Tak się zastanawiam nad motywacją, która stoi za tym przygotowywaniem posiłków do pracy. Czy to kwestia mody? Może chodzi o oszczędność? Zawsze chyba taniej zrobić coś w domu, niż wydać 20 zł na lunch. A może coraz więcej ludzi chce dbać o zdrowe żywienie? Jak się samemu ugotuje posiłek, to wiadomo, co jest w środku.

U mnie przeważa argument nr 3, czyli dbanie o zdrowie. I realizacja hasła "Wiem, co jem".
Poza tym gotuję w domu obiad dla dzieci na kolejny dzień, więc jest mi wygodnie zrobić dodatkową porcję dla siebie.

A jak jest u Was?



10 maja 2013 , Komentarze (4)

Moja nowa waga, to 55,1 kg 
Dziś spotkałam się z ludźmi z byłej pracy i usłyszałam dużo komplementów.
Wszyscy mówili, że schudłam i świetnie wyglądam.
Ale miło było posłuchać!

Ostatnio w ogóle nie ćwiczę, bo nie mam czasu.
Brakuje mi tej pracy nad ciałem.

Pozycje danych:
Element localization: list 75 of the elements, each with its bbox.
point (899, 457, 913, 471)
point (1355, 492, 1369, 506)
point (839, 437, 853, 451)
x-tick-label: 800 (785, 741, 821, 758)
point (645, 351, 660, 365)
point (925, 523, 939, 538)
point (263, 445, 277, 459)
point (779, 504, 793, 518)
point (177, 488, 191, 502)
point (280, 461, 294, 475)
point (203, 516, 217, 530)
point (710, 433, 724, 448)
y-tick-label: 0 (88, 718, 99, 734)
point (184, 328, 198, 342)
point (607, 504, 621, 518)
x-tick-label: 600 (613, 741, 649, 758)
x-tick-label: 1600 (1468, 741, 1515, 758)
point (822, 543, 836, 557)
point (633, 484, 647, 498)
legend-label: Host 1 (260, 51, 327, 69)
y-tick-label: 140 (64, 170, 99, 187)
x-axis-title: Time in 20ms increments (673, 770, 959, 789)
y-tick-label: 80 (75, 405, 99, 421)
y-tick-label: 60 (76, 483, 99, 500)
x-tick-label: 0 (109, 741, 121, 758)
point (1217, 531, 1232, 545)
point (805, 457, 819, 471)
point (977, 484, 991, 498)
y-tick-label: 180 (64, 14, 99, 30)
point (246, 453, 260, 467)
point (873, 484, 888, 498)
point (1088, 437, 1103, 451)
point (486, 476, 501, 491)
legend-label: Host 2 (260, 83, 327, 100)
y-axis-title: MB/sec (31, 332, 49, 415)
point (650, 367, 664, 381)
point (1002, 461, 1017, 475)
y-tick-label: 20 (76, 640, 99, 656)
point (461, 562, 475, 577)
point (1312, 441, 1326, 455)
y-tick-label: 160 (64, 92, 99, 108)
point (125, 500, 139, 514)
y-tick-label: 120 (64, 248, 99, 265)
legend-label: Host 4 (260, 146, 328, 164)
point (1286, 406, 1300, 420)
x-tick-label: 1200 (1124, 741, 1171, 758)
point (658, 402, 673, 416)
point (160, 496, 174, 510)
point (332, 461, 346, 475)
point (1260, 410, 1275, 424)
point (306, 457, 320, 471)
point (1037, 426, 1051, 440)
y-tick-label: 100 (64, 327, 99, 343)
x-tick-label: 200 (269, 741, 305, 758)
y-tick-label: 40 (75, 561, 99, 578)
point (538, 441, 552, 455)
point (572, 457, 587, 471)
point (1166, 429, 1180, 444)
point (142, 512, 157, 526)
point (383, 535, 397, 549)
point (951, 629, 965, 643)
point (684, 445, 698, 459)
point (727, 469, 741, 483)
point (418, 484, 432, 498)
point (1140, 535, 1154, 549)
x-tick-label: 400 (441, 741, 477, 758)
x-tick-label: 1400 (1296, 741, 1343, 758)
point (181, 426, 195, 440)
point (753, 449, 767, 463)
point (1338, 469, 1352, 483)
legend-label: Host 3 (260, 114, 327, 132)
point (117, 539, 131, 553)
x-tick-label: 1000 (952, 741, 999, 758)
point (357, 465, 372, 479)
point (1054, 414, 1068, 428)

OPIS ZADANIA: Proszę wymienić wszystkie możliwe motywacje przygotowywania posiłków do pracy, które rozważa pierwszy akapit fragmentu źródłowego.

WYNIK ZADANIA:
- moda
- oszczędność
- dbanie o zdrowe żywienie